- WHAT YOU SHOULD DO
Your task is to gather the lines below that hold the string "руководство".

- Stored entries
□ □ □

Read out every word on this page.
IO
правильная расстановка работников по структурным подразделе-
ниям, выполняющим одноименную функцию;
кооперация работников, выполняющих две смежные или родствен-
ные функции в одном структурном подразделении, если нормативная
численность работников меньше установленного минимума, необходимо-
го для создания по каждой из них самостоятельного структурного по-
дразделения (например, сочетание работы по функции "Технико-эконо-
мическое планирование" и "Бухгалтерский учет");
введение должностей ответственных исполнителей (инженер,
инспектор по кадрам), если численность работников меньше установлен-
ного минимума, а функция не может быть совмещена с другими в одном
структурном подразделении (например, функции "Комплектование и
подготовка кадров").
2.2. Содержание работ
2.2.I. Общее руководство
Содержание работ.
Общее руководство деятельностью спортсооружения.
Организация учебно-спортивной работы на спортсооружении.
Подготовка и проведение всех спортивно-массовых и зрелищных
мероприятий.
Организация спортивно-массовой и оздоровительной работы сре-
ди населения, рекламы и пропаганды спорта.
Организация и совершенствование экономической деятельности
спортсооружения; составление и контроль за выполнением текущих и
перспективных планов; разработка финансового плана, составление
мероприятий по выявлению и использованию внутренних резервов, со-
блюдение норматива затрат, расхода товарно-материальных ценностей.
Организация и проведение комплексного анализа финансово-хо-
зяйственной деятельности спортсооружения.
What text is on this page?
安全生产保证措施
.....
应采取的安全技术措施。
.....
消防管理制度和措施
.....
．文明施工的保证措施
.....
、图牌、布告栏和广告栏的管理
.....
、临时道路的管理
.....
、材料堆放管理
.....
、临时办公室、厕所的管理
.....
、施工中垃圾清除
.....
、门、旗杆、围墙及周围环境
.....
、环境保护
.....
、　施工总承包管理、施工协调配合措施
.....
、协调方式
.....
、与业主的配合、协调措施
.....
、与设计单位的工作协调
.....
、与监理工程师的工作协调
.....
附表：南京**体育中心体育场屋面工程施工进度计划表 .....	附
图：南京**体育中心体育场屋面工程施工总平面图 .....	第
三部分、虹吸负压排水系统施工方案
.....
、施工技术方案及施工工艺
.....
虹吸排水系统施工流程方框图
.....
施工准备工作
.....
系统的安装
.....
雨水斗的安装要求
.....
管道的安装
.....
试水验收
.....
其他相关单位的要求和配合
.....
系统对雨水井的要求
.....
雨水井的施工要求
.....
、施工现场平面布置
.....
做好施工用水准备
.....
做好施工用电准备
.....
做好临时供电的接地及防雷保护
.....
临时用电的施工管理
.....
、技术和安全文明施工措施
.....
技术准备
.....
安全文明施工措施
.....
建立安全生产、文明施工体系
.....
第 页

□ □ □

- TASK SOLUTION
2.2.I. Общее руководство
Общее руководство деятельностью спортсооружения.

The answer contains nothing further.